▶ [AIM A]:
According to the ActiveBatch job features text, what exit code does the Windows PING command always return?
▶ [AIM B]:
Please pick up the ActiveBatch job features text after its final sentence and carry it forward.

Job Features
Job Features
To this point we’ve managed to touch most of the ActiveBatch objects and many of each object’s properties through many of the case studies and chapter discussions. This chapter will now begin to tie everything together.
Completion Status Rule
Problem:
We need to run a program in which the exit code cannot be counted on as the measure of success or failure. How do we handle this in ActiveBatch?
Solution:
ActiveBatch provides the ability to define a success code rule based on the presence of a string.
For our example, let’s use the Windows PING program. PING is used to issue a TCP/IP request to verify whether a machine is present on the network. The Windows PING command always returns a zero (0) exit code regardless of whether it actually works or not.
The above figure shows a successful PING command. Note the echo for the exit code (%errorlevel% represents the last exit code of a completed program).
The above figure shows a failed PING command. Note the echo for the exit code is also zero but we know it didn’t really work because the program says, “Request timed out”. The problem of an unreliable exit code does come up and ActiveBatch has addressed it through the Completion Status Rule – String Search capability.

▶ [DATASET CONTENT]:
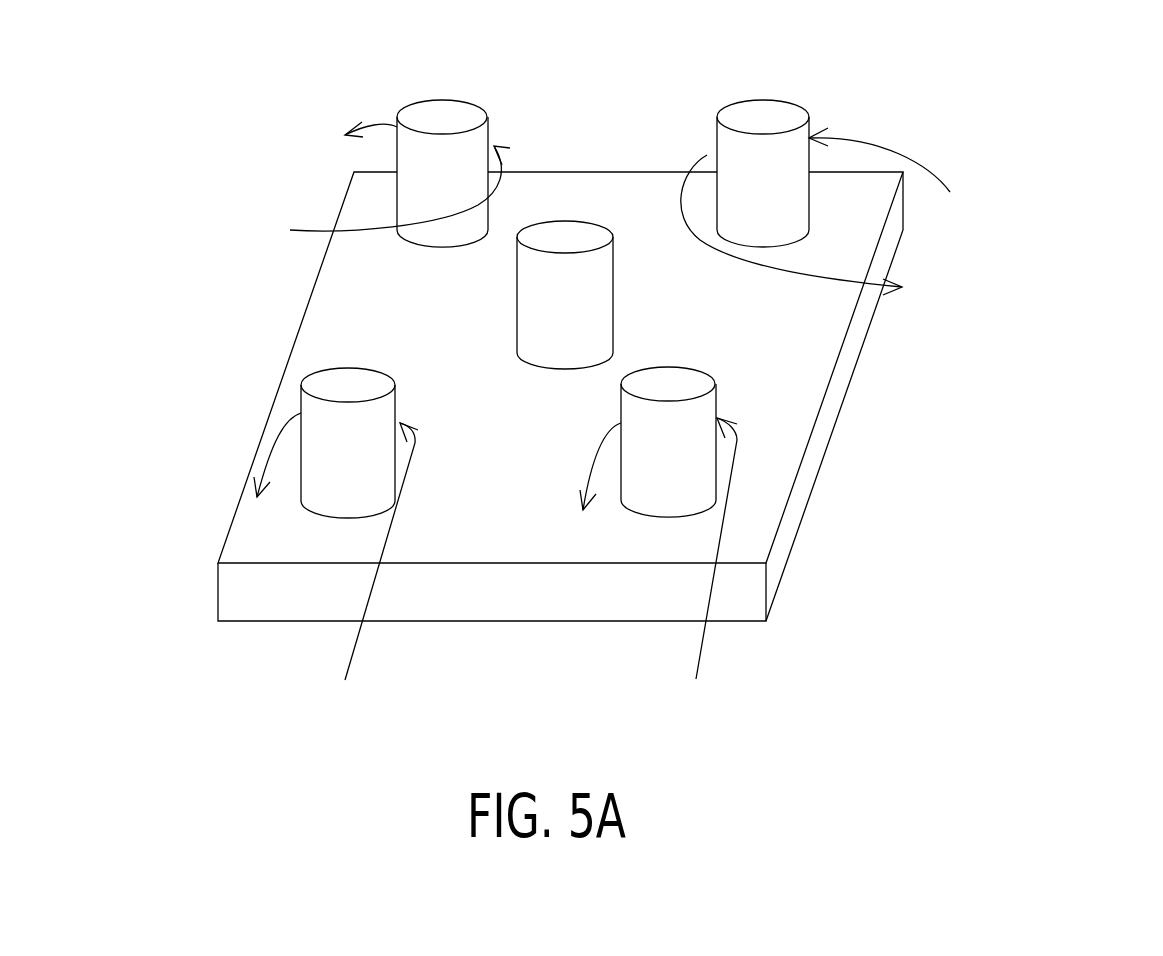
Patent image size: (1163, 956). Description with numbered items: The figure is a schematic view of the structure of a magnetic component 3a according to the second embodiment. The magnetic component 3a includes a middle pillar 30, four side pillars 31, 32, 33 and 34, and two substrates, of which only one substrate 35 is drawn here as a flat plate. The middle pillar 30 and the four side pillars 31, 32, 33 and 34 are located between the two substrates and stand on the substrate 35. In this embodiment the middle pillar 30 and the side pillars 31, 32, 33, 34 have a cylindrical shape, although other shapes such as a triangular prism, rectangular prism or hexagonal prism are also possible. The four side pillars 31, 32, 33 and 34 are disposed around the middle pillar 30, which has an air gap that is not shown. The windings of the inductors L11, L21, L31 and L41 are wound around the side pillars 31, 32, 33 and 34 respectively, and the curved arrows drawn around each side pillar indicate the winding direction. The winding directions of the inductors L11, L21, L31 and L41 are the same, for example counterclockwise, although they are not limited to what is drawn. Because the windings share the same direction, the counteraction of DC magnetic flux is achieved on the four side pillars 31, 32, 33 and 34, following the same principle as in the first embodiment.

▶ [FINAL ANSWER A]:
It always returns a zero (0) exit code, whether or not it actually works.

▶ [FINAL ANSWER B]:
String search allows you to have ActiveBatch scan through the job’s log file or a user-specified file and search for a word or phrase that denotes success. Alternatively, you can also search for a word or phrase that denotes failure (sometimes that might be easier).
To use the search string capability instead of relying on the exit code, enable the Use Search String checkbox. Click the Setup button to enter your text and select where ActiveBatch is to look.
For this example we entered the text “Reply from” since that text indicates the Ping command worked. The text, if present, will be found in the job’s log file. In this case we could have made it case sensitive but elected not to since Ping is pretty simple (even if a bit flawed). The last checkbox does offer an alternative.
We could have searched for “timeout” and if found indicate that the job failed. ActiveBatch offers both methods since sometimes a program will indicate failure but not success. Alternatively, sometimes programs, particularly Visual Basic applications, will write a separate file (other than the job log file) where a success or failure indication can be made. If that’s applicable you would select the “Search another file…” radio button and enter the full file specification. This specification must be entered from the Execution Machine’s point-of-view. In the interest of both security and performance, the search is performed by the Execution Agent using the job’s security credentials.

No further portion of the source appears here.